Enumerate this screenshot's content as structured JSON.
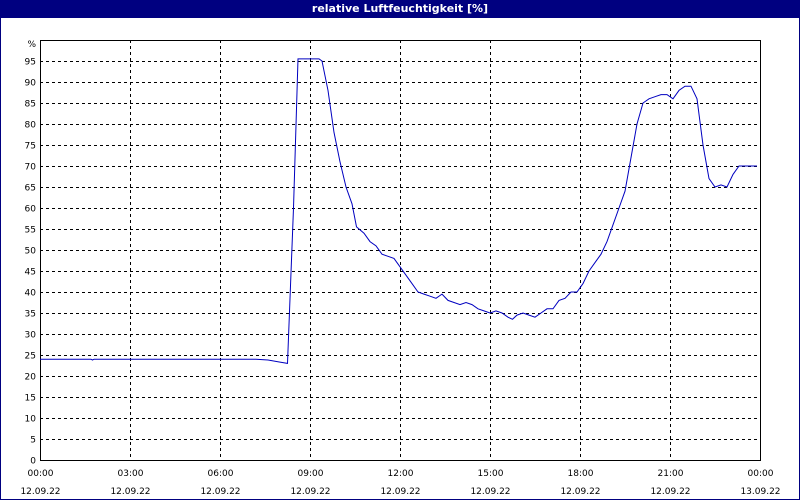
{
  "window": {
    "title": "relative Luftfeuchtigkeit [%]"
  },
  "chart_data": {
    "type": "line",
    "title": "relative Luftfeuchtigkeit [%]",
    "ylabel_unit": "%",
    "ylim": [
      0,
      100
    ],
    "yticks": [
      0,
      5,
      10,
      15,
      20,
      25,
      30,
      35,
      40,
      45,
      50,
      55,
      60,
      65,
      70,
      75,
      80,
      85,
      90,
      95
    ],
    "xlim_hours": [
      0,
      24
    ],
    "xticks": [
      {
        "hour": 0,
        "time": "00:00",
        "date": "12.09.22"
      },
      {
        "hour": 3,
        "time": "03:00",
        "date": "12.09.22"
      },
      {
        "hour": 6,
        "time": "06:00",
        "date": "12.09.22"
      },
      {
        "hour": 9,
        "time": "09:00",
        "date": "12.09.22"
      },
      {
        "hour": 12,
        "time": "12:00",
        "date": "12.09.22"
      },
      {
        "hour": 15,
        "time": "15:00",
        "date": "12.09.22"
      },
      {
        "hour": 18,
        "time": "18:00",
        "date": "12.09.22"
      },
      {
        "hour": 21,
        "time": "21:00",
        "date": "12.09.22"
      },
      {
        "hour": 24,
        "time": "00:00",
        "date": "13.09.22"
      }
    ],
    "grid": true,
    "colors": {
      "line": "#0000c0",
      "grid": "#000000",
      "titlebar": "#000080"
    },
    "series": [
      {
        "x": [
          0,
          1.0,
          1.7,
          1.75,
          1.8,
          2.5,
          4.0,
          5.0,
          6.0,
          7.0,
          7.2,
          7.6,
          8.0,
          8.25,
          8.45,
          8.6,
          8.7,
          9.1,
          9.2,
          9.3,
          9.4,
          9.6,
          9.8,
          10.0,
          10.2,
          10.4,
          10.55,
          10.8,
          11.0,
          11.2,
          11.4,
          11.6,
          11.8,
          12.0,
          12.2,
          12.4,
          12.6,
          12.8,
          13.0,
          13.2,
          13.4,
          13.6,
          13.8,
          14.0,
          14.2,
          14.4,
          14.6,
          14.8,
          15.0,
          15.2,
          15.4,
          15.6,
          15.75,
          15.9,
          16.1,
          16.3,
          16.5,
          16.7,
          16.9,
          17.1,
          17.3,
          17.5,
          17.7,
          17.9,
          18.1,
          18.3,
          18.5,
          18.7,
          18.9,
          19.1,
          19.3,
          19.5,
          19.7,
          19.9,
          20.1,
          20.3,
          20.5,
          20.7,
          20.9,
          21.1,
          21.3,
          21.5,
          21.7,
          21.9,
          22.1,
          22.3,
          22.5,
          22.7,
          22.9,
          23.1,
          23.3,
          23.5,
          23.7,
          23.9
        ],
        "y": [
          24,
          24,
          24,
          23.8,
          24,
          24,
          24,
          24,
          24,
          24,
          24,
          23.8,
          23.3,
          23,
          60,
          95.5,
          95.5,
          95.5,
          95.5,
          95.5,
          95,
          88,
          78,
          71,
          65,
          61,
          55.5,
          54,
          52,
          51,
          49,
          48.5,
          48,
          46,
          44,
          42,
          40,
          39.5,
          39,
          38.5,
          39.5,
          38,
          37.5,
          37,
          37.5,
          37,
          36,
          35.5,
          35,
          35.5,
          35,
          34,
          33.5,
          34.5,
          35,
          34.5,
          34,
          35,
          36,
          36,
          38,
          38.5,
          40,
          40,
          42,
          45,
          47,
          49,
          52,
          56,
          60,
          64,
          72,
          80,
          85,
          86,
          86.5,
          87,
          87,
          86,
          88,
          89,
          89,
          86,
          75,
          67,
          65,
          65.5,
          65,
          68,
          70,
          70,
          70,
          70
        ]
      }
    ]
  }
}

+++

Problem: Repeat the records word for word. Any picture in them should be left out.

Output of the exercise:
Enumerate this screenshot's content as structured JSON.
{
  "window": {
    "title": "relative Luftfeuchtigkeit [%]"
  },
  "chart_data": {
    "type": "line",
    "title": "relative Luftfeuchtigkeit [%]",
    "ylabel_unit": "%",
    "ylim": [
      0,
      100
    ],
    "yticks": [
      0,
      5,
      10,
      15,
      20,
      25,
      30,
      35,
      40,
      45,
      50,
      55,
      60,
      65,
      70,
      75,
      80,
      85,
      90,
      95
    ],
    "xlim_hours": [
      0,
      24
    ],
    "xticks": [
      {
        "hour": 0,
        "time": "00:00",
        "date": "12.09.22"
      },
      {
        "hour": 3,
        "time": "03:00",
        "date": "12.09.22"
      },
      {
        "hour": 6,
        "time": "06:00",
        "date": "12.09.22"
      },
      {
        "hour": 9,
        "time": "09:00",
        "date": "12.09.22"
      },
      {
        "hour": 12,
        "time": "12:00",
        "date": "12.09.22"
      },
      {
        "hour": 15,
        "time": "15:00",
        "date": "12.09.22"
      },
      {
        "hour": 18,
        "time": "18:00",
        "date": "12.09.22"
      },
      {
        "hour": 21,
        "time": "21:00",
        "date": "12.09.22"
      },
      {
        "hour": 24,
        "time": "00:00",
        "date": "13.09.22"
      }
    ],
    "grid": true,
    "colors": {
      "line": "#0000c0",
      "grid": "#000000",
      "titlebar": "#000080"
    },
    "series": [
      {
        "x": [
          0,
          1.0,
          1.7,
          1.75,
          1.8,
          2.5,
          4.0,
          5.0,
          6.0,
          7.0,
          7.2,
          7.6,
          8.0,
          8.25,
          8.45,
          8.6,
          8.7,
          9.1,
          9.2,
          9.3,
          9.4,
          9.6,
          9.8,
          10.0,
          10.2,
          10.4,
          10.55,
          10.8,
          11.0,
          11.2,
          11.4,
          11.6,
          11.8,
          12.0,
          12.2,
          12.4,
          12.6,
          12.8,
          13.0,
          13.2,
          13.4,
          13.6,
          13.8,
          14.0,
          14.2,
          14.4,
          14.6,
          14.8,
          15.0,
          15.2,
          15.4,
          15.6,
          15.75,
          15.9,
          16.1,
          16.3,
          16.5,
          16.7,
          16.9,
          17.1,
          17.3,
          17.5,
          17.7,
          17.9,
          18.1,
          18.3,
          18.5,
          18.7,
          18.9,
          19.1,
          19.3,
          19.5,
          19.7,
          19.9,
          20.1,
          20.3,
          20.5,
          20.7,
          20.9,
          21.1,
          21.3,
          21.5,
          21.7,
          21.9,
          22.1,
          22.3,
          22.5,
          22.7,
          22.9,
          23.1,
          23.3,
          23.5,
          23.7,
          23.9
        ],
        "y": [
          24,
          24,
          24,
          23.8,
          24,
          24,
          24,
          24,
          24,
          24,
          24,
          23.8,
          23.3,
          23,
          60,
          95.5,
          95.5,
          95.5,
          95.5,
          95.5,
          95,
          88,
          78,
          71,
          65,
          61,
          55.5,
          54,
          52,
          51,
          49,
          48.5,
          48,
          46,
          44,
          42,
          40,
          39.5,
          39,
          38.5,
          39.5,
          38,
          37.5,
          37,
          37.5,
          37,
          36,
          35.5,
          35,
          35.5,
          35,
          34,
          33.5,
          34.5,
          35,
          34.5,
          34,
          35,
          36,
          36,
          38,
          38.5,
          40,
          40,
          42,
          45,
          47,
          49,
          52,
          56,
          60,
          64,
          72,
          80,
          85,
          86,
          86.5,
          87,
          87,
          86,
          88,
          89,
          89,
          86,
          75,
          67,
          65,
          65.5,
          65,
          68,
          70,
          70,
          70,
          70
        ]
      }
    ]
  }
}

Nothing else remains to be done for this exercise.